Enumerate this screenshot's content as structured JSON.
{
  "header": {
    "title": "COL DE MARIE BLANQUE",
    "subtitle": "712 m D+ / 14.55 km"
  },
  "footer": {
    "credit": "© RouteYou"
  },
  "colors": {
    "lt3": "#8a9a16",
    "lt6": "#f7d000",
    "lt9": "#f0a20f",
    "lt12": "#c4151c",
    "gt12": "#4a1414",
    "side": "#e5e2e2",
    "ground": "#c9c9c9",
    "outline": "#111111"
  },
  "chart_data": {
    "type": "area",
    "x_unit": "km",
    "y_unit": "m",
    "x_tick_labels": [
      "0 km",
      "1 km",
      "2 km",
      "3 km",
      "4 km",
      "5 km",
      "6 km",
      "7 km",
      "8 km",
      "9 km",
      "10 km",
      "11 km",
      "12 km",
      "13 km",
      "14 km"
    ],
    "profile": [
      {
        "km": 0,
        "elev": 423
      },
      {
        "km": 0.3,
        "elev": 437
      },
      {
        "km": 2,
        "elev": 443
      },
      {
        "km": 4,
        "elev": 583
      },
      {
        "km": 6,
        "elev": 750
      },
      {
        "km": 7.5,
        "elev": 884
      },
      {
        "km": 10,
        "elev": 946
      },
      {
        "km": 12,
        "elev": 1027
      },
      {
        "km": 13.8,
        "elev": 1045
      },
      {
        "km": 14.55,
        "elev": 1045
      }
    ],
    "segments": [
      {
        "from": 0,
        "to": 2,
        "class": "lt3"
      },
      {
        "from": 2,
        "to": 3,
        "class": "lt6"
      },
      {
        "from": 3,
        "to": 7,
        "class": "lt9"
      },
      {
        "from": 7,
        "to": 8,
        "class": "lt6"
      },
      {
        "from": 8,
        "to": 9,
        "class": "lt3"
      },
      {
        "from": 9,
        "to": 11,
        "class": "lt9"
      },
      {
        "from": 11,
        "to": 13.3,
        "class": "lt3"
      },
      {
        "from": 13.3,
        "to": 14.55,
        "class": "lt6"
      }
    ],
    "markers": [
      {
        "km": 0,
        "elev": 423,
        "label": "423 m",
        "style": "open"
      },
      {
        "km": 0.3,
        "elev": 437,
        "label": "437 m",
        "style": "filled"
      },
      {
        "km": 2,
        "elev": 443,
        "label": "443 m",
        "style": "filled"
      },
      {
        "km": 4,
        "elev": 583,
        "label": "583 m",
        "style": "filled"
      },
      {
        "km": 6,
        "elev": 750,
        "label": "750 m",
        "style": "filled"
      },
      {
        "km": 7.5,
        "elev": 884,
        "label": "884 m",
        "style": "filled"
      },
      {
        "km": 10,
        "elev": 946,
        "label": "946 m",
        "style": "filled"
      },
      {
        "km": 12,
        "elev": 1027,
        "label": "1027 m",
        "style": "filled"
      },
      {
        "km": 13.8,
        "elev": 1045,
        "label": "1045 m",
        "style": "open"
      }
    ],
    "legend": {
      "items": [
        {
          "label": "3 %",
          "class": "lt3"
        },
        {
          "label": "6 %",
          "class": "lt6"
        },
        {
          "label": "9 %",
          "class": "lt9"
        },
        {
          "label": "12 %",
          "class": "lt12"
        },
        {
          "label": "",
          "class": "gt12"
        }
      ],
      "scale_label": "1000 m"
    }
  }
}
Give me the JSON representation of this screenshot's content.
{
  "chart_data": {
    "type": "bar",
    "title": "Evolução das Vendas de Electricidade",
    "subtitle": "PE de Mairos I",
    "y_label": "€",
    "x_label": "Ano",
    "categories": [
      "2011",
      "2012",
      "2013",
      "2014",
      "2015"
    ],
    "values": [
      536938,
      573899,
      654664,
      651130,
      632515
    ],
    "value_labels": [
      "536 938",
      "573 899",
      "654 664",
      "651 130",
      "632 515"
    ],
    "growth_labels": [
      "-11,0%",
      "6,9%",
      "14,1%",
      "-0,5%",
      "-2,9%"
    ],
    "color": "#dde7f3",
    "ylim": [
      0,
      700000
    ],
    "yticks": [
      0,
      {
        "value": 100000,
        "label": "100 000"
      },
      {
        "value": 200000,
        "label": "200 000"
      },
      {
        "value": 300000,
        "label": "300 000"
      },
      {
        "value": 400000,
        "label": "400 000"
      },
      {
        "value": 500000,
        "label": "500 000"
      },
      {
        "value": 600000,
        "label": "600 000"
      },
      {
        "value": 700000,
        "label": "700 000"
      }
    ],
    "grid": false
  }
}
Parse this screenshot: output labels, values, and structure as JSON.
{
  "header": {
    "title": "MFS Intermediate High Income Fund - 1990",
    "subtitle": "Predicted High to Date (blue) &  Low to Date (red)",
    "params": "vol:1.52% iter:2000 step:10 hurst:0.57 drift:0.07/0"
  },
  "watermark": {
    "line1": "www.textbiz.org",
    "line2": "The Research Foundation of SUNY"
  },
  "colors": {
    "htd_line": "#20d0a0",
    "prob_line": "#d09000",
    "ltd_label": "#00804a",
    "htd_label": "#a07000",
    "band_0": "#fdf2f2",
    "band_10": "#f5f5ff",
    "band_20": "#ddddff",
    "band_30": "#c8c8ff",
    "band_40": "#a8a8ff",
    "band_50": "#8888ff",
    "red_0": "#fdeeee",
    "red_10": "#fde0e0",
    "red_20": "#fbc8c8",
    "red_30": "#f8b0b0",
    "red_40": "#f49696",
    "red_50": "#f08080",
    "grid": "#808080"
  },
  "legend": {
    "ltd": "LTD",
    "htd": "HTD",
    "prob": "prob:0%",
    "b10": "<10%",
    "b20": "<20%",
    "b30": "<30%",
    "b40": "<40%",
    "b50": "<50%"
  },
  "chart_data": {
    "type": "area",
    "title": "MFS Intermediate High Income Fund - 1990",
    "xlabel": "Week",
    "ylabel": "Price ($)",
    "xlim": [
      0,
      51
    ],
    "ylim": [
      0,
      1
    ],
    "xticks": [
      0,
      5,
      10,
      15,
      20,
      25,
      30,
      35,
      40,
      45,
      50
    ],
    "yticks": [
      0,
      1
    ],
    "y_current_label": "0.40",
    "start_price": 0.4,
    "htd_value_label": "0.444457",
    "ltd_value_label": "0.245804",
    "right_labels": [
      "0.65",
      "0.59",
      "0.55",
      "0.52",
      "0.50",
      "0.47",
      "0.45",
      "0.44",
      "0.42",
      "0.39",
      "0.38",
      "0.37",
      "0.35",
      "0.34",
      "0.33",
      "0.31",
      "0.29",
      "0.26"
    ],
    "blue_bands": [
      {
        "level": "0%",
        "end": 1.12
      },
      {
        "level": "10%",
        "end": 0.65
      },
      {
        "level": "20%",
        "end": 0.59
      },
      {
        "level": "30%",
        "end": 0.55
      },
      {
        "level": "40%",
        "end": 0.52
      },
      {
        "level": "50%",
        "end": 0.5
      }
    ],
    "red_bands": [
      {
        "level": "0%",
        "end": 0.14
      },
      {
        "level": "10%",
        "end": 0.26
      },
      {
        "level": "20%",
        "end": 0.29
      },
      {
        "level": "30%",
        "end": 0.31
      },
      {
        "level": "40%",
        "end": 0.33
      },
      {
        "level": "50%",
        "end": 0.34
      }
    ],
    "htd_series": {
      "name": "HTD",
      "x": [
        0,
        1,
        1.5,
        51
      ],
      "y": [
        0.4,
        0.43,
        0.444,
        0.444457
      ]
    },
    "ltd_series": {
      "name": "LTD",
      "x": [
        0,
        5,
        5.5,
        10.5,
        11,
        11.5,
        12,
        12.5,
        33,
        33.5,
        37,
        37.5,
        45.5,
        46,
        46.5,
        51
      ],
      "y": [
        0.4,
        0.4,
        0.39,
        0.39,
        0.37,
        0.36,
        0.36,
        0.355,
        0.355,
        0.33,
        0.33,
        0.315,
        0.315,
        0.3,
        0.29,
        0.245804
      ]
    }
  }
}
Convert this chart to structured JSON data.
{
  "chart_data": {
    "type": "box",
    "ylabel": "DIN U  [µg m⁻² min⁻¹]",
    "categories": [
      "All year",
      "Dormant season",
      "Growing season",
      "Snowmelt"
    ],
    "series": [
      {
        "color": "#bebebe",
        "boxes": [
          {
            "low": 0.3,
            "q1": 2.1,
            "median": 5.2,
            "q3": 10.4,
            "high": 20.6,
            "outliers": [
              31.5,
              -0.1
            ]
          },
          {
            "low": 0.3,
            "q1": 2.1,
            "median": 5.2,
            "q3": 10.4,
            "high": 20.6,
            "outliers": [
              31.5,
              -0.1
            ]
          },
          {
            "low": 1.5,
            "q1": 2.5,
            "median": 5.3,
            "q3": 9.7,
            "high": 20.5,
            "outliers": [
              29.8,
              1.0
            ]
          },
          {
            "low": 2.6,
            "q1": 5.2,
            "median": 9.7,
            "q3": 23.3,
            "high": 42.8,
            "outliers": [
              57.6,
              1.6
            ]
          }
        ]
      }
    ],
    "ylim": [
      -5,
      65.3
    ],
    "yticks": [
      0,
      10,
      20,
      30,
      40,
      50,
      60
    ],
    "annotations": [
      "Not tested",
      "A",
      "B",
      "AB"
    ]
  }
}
****
### DESCRIPTION OF THE TASK
Pull out every line in the data above that has the word "from".

### FINISHED TASK
        "from": 0,
        "from": 2,
        "from": 3,
        "from": 7,
        "from": 8,
        "from": 9,
        "from": 11,
        "from": 13.3,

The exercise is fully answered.